▸ WHAT IS NEEDED
Set every record down verbatim and omit the pictures.

Some records:
# # #

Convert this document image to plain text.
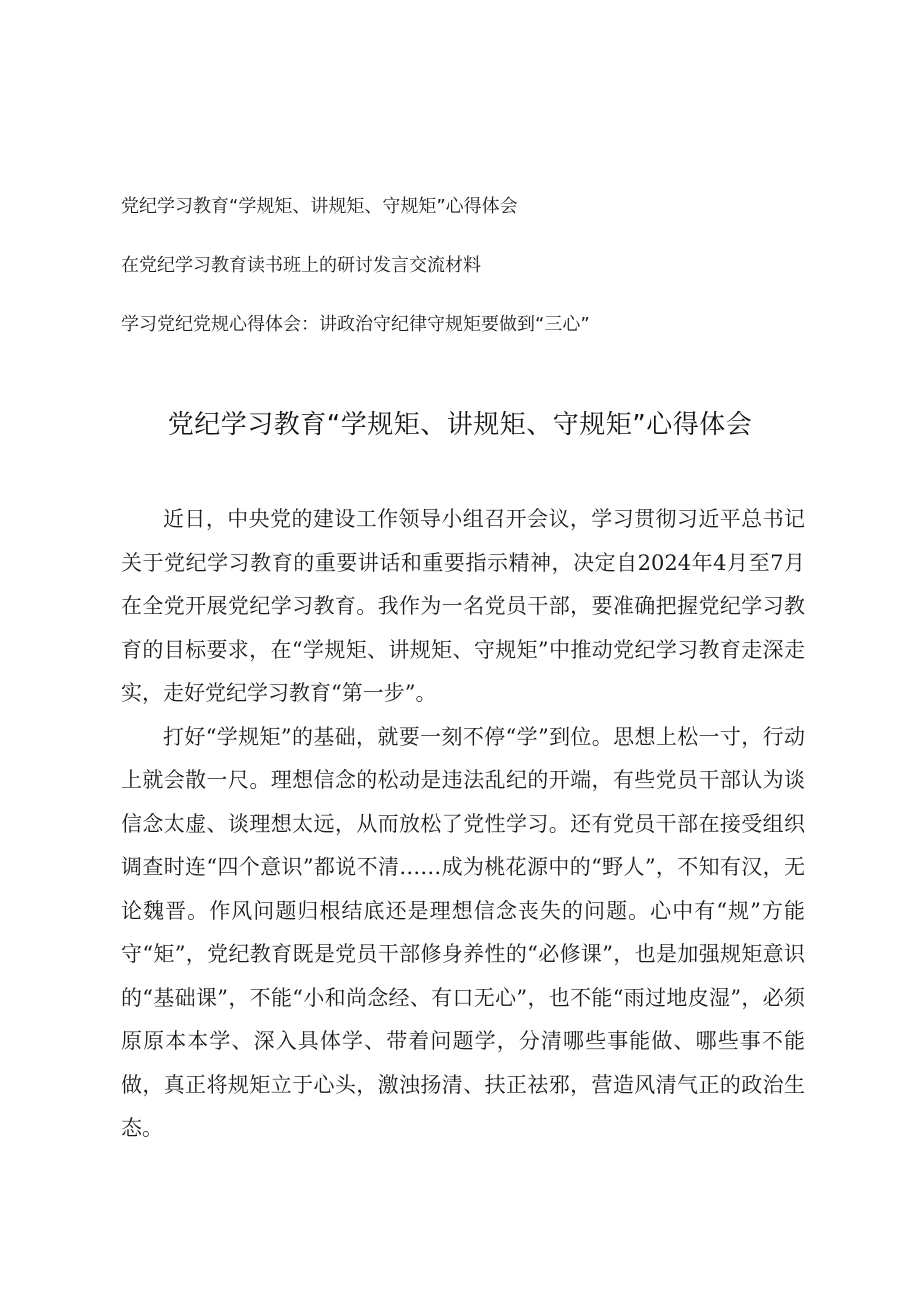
党纪学习教育“学规矩、讲规矩、守规矩”心得体会
在党纪学习教育读书班上的研讨发言交流材料
学习党纪党规心得体会：讲政治守纪律守规矩要做到“三心”
党纪学习教育“学规矩、讲规矩、守规矩”心得体会

近日，中央党的建设工作领导小组召开会议，学习贯彻习近平总书记关于党纪学习教育的重要讲话和重要指示精神，决定自2024年4月至7月在全党开展党纪学习教育。我作为一名党员干部，要准确把握党纪学习教育的目标要求，在“学规矩、讲规矩、守规矩”中推动党纪学习教育走深走实，走好党纪学习教育“第一步”。

打好“学规矩”的基础，就要一刻不停“学”到位。思想上松一寸，行动上就会散一尺。理想信念的松动是违法乱纪的开端，有些党员干部认为谈信念太虚、谈理想太远，从而放松了党性学习。还有党员干部在接受组织调查时连“四个意识”都说不清……成为桃花源中的“野人”，不知有汉，无论魏晋。作风问题归根结底还是理想信念丧失的问题。心中有“规”方能守“矩”，党纪教育既是党员干部修身养性的“必修课”，也是加强规矩意识的“基础课”，不能“小和尚念经、有口无心”，也不能“雨过地皮湿”，必须原原本本学、深入具体学、带着问题学，分清哪些事能做、哪些事不能做，真正将规矩立于心头，激浊扬清、扶正祛邪，营造风清气正的政治生态。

# # #

▸ COMPLETED EXERCISE
Convert this document image to plain text.
党纪学习教育“学规矩、讲规矩、守规矩”心得体会
在党纪学习教育读书班上的研讨发言交流材料
学习党纪党规心得体会：讲政治守纪律守规矩要做到“三心”
党纪学习教育“学规矩、讲规矩、守规矩”心得体会

近日，中央党的建设工作领导小组召开会议，学习贯彻习近平总书记关于党纪学习教育的重要讲话和重要指示精神，决定自2024年4月至7月在全党开展党纪学习教育。我作为一名党员干部，要准确把握党纪学习教育的目标要求，在“学规矩、讲规矩、守规矩”中推动党纪学习教育走深走实，走好党纪学习教育“第一步”。

打好“学规矩”的基础，就要一刻不停“学”到位。思想上松一寸，行动上就会散一尺。理想信念的松动是违法乱纪的开端，有些党员干部认为谈信念太虚、谈理想太远，从而放松了党性学习。还有党员干部在接受组织调查时连“四个意识”都说不清……成为桃花源中的“野人”，不知有汉，无论魏晋。作风问题归根结底还是理想信念丧失的问题。心中有“规”方能守“矩”，党纪教育既是党员干部修身养性的“必修课”，也是加强规矩意识的“基础课”，不能“小和尚念经、有口无心”，也不能“雨过地皮湿”，必须原原本本学、深入具体学、带着问题学，分清哪些事能做、哪些事不能做，真正将规矩立于心头，激浊扬清、扶正祛邪，营造风清气正的政治生态。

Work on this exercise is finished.